━━ SOURCE DOCUMENT ━━
In the common section of a theme and you try to use that variable in the common section like so:

body {
    background: $color;
}

Everything works as expected.


if you define

$color: red;

in the common section and then use it in the other sections of the theme like desktop and mobile, it works as well but you get an error in the editor:

Error: Undefined variable: "$color".
        on line 3 of theme_field.scss
>>     background: $color;
   ----------------^

However, this error is ignored by the compiler and the styles are applied anyway. If other “legit” errors are present, they will replace the false error.

So, the workaround for this is to simply ignore the error, but that will only happen if you know why it’s there.

Everything above also applies to imported sheets that you import in the common section. For example you can import core variables in the common section like so:

@import "common/foundation/variables";

And use variables like this in the mobile section

body {
    background: $primary-low;
}

then you get the same result. The styles are applied but the error is still there.

Error: Undefined variable: "$primary-low".
        on line 3 of theme_field.scss
>>     background: $primary-low;
   ----------------^

Variables defined in either the mobile or desktop sections are only available to their respective sections. This is sort of expected. So, no problems here.


Using variables across different themes

This has a lot to do with load order. If you define:

$color: red

in theme A and try to use it in theme B, it won’t work…

…unless theme B is a theme component of theme A. Then the variables will work, but you also get the same false error from earlier.

If you load theme A after theme B, it won’t work and you get a legit undefined error.


the desktop section in theme B will have access to variables declared in both the desktop and common sections of theme A

The mobile section in theme B will have access to variables declared in the mobile and common sections of theme A

The common section in theme B will have access to variables declared in the common section of theme A. It will also have access to variables in the current desktop / mobile view.
━━━
━━ DATASET EXCERPTS ━━
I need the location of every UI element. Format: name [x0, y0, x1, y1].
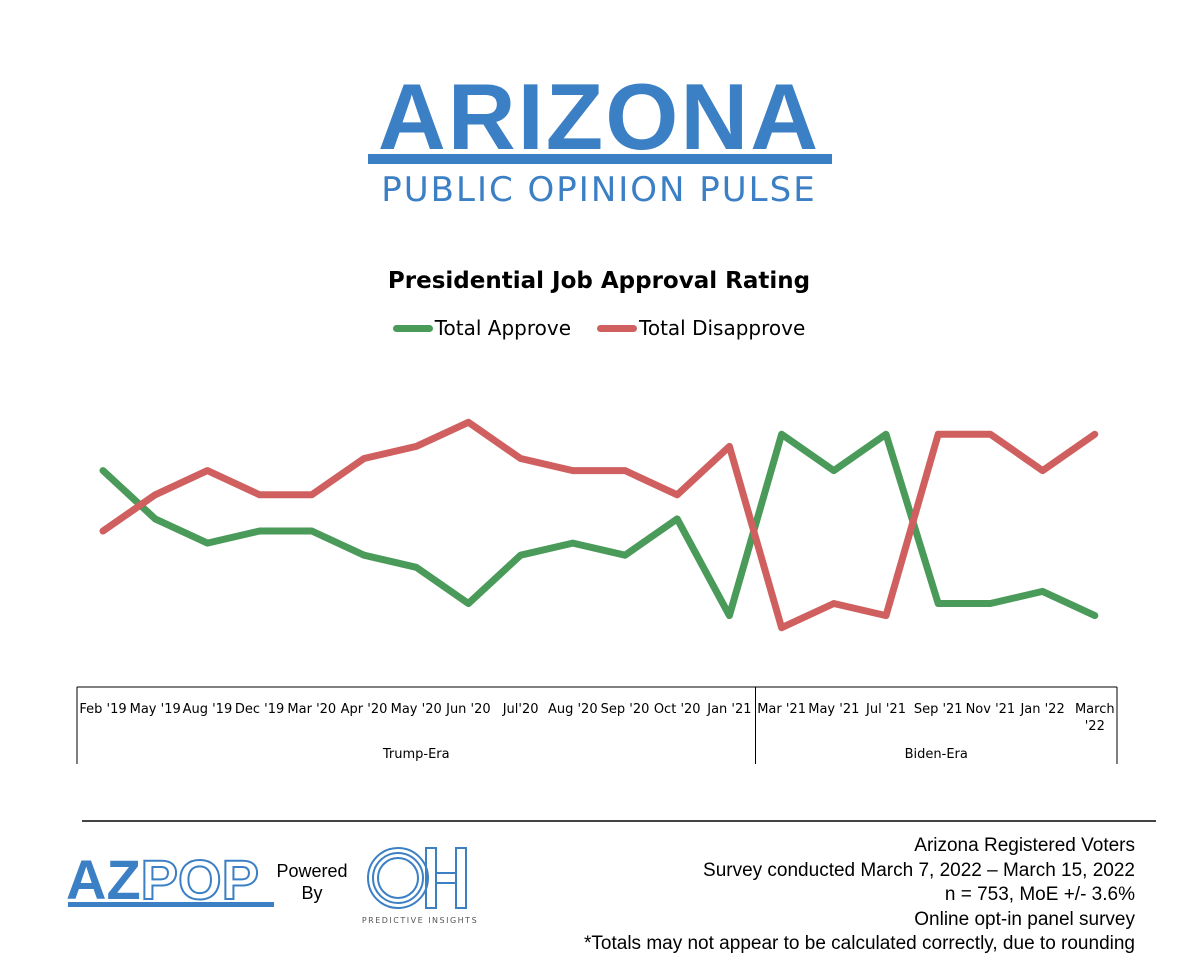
data-point: [989, 603, 991, 604]
data-point: [676, 518, 678, 520]
x-tick-label: Aug '20: [548, 702, 598, 717]
x-tick-label: Apr '20: [341, 702, 388, 717]
powered-by-label: Powered By: [276, 861, 348, 903]
data-point: [311, 530, 313, 532]
x-tick-label: May '21: [808, 702, 859, 717]
data-point: [259, 530, 261, 532]
x-tick-label: Sep '20: [601, 702, 650, 717]
data-point: [1042, 470, 1044, 472]
data-point: [572, 470, 574, 472]
data-point: [206, 542, 208, 544]
brand-title: ARIZONA: [377, 64, 821, 169]
data-point: [781, 627, 783, 629]
x-tick-label: Jan '21: [706, 702, 751, 717]
x-tick-label: Jan '22: [1019, 702, 1064, 717]
x-tick-label: Oct '20: [654, 702, 701, 717]
line-chart: Feb '19 May '19 Aug '19 Dec '19 Mar '20 Apr '…: [76, 418, 1118, 764]
x-tick-label: Mar '20: [287, 702, 336, 717]
x-tick-label: May '19: [130, 702, 181, 717]
chart-title: Presidential Job Approval Rating: [387, 268, 811, 294]
data-point: [833, 470, 835, 472]
data-point: [885, 615, 887, 617]
data-point: [572, 542, 574, 544]
data-point: [1094, 433, 1096, 435]
survey-info: Arizona Registered Voters Survey conduct…: [584, 834, 1135, 957]
brand-subtitle: PUBLIC OPINION PULSE: [381, 170, 817, 210]
x-tick-label: May '20: [391, 702, 442, 717]
data-point: [885, 433, 887, 435]
survey-info-line: Survey conducted March 7, 2022 – March 1…: [703, 859, 1135, 881]
x-tick-label: March '22: [1075, 702, 1115, 734]
x-tick-label: Mar '21: [757, 702, 806, 717]
data-point: [937, 603, 939, 604]
data-point: [624, 554, 626, 556]
chart-legend: Total Approve Total Disapprove: [0, 316, 1198, 340]
data-point: [363, 554, 365, 556]
data-point: [624, 470, 626, 472]
legend-item-approve: Total Approve: [392, 316, 572, 340]
legend-swatch-disapprove: [597, 324, 638, 332]
data-point: [415, 566, 417, 568]
data-point: [415, 445, 417, 447]
survey-info-line: Arizona Registered Voters: [914, 835, 1135, 856]
x-tick-label: Jul '21: [865, 702, 906, 717]
data-point: [1094, 615, 1096, 617]
data-point: [467, 603, 469, 604]
oh-logo-icon: [367, 847, 467, 909]
survey-info-line: *Totals may not appear to be calculated …: [584, 933, 1135, 954]
legend-item-disapprove: Total Disapprove: [597, 316, 805, 340]
survey-info-line: n = 753, MoE +/- 3.6%: [944, 884, 1135, 905]
data-point: [1042, 590, 1044, 592]
x-tick-label: Jul'20: [502, 702, 539, 717]
data-point: [206, 470, 208, 472]
series-line-approve: [99, 430, 1099, 620]
legend-label-approve: Total Approve: [434, 316, 572, 340]
footer-divider: [82, 820, 1156, 822]
x-tick-label: Sep '21: [914, 702, 963, 717]
data-point: [154, 494, 156, 496]
x-tick-label: Feb '19: [79, 702, 126, 717]
azpop-logo-underline: [68, 902, 274, 907]
data-point: [728, 615, 730, 617]
data-point: [102, 530, 104, 532]
x-tick-label: Aug '19: [183, 702, 233, 717]
brand-rule: [368, 154, 832, 164]
era-label: Biden-Era: [905, 747, 968, 762]
data-point: [311, 494, 313, 496]
data-point: [520, 554, 522, 556]
data-point: [781, 433, 783, 435]
data-point: [728, 445, 730, 447]
data-point: [102, 470, 104, 472]
data-point: [467, 421, 469, 423]
oh-logo-subtitle: PREDICTIVE INSIGHTS: [361, 916, 479, 925]
data-point: [937, 433, 939, 435]
data-point: [520, 458, 522, 459]
data-point: [833, 603, 835, 604]
legend-label-disapprove: Total Disapprove: [639, 316, 806, 340]
survey-info-line: Online opt-in panel survey: [914, 908, 1135, 930]
era-label: Trump-Era: [382, 747, 450, 762]
data-point: [154, 518, 156, 520]
x-tick-label: Jun '20: [445, 702, 491, 717]
series-line-disapprove: [99, 418, 1099, 632]
data-point: [989, 433, 991, 435]
legend-swatch-approve: [392, 324, 433, 332]
x-tick-label: Dec '19: [235, 702, 284, 717]
azpop-logo: AZPOP: [66, 848, 260, 911]
data-point: [363, 458, 365, 459]
x-tick-label: Nov '21: [966, 702, 1016, 717]
data-point: [676, 494, 678, 496]
data-point: [259, 494, 261, 496]
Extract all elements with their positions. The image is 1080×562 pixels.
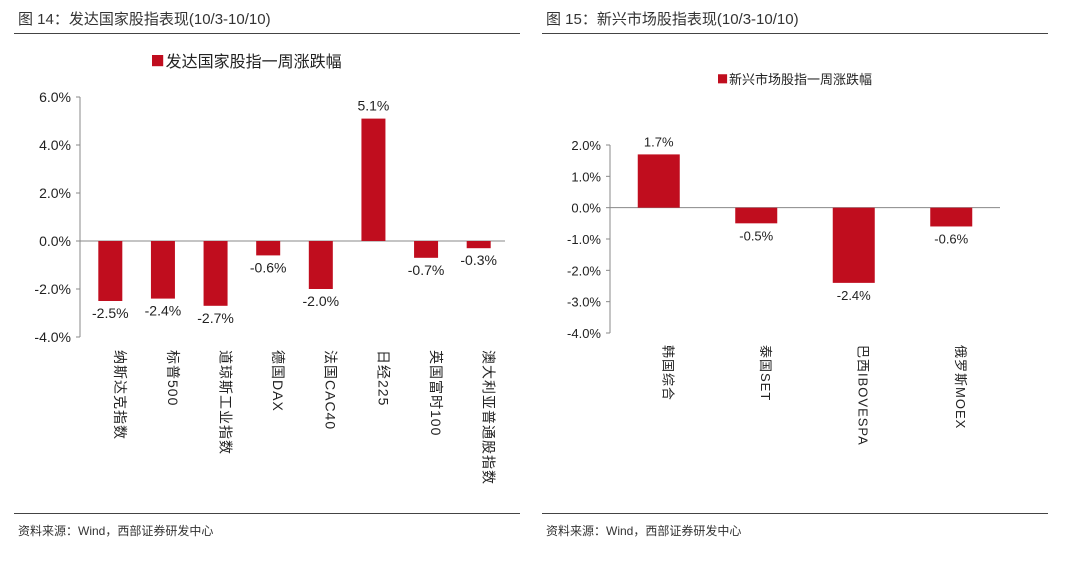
━━━
#### OBJECTIVE 1:
In the text on theme variables, what happens to the false error in the editor when other legitimate errors are present?
#### OBJECTIVE 2:
Print the rows between the line holding "data-point: [989, 603, 991, 604]" and the line holding "data-point: [885, 433, 887, 435]", inclusive.

#### CORRECT RESULT 1:
The legitimate errors replace the false error.

#### CORRECT RESULT 2:
data-point: [989, 603, 991, 604]
data-point: [676, 518, 678, 520]
x-tick-label: Aug '20: [548, 702, 598, 717]
x-tick-label: Apr '20: [341, 702, 388, 717]
powered-by-label: Powered By: [276, 861, 348, 903]
data-point: [311, 530, 313, 532]
x-tick-label: May '21: [808, 702, 859, 717]
data-point: [259, 530, 261, 532]
x-tick-label: Sep '20: [601, 702, 650, 717]
data-point: [1042, 470, 1044, 472]
data-point: [572, 470, 574, 472]
data-point: [206, 542, 208, 544]
brand-title: ARIZONA: [377, 64, 821, 169]
data-point: [781, 627, 783, 629]
x-tick-label: Jan '21: [706, 702, 751, 717]
x-tick-label: Jan '22: [1019, 702, 1064, 717]
x-tick-label: Oct '20: [654, 702, 701, 717]
line-chart: Feb '19 May '19 Aug '19 Dec '19 Mar '20 Apr '…: [76, 418, 1118, 764]
x-tick-label: Mar '20: [287, 702, 336, 717]
x-tick-label: May '19: [130, 702, 181, 717]
chart-title: Presidential Job Approval Rating: [387, 268, 811, 294]
data-point: [833, 470, 835, 472]
data-point: [885, 615, 887, 617]
data-point: [572, 542, 574, 544]
data-point: [1094, 433, 1096, 435]
survey-info: Arizona Registered Voters Survey conduct…: [584, 834, 1135, 957]
brand-subtitle: PUBLIC OPINION PULSE: [381, 170, 817, 210]
x-tick-label: May '20: [391, 702, 442, 717]
data-point: [885, 433, 887, 435]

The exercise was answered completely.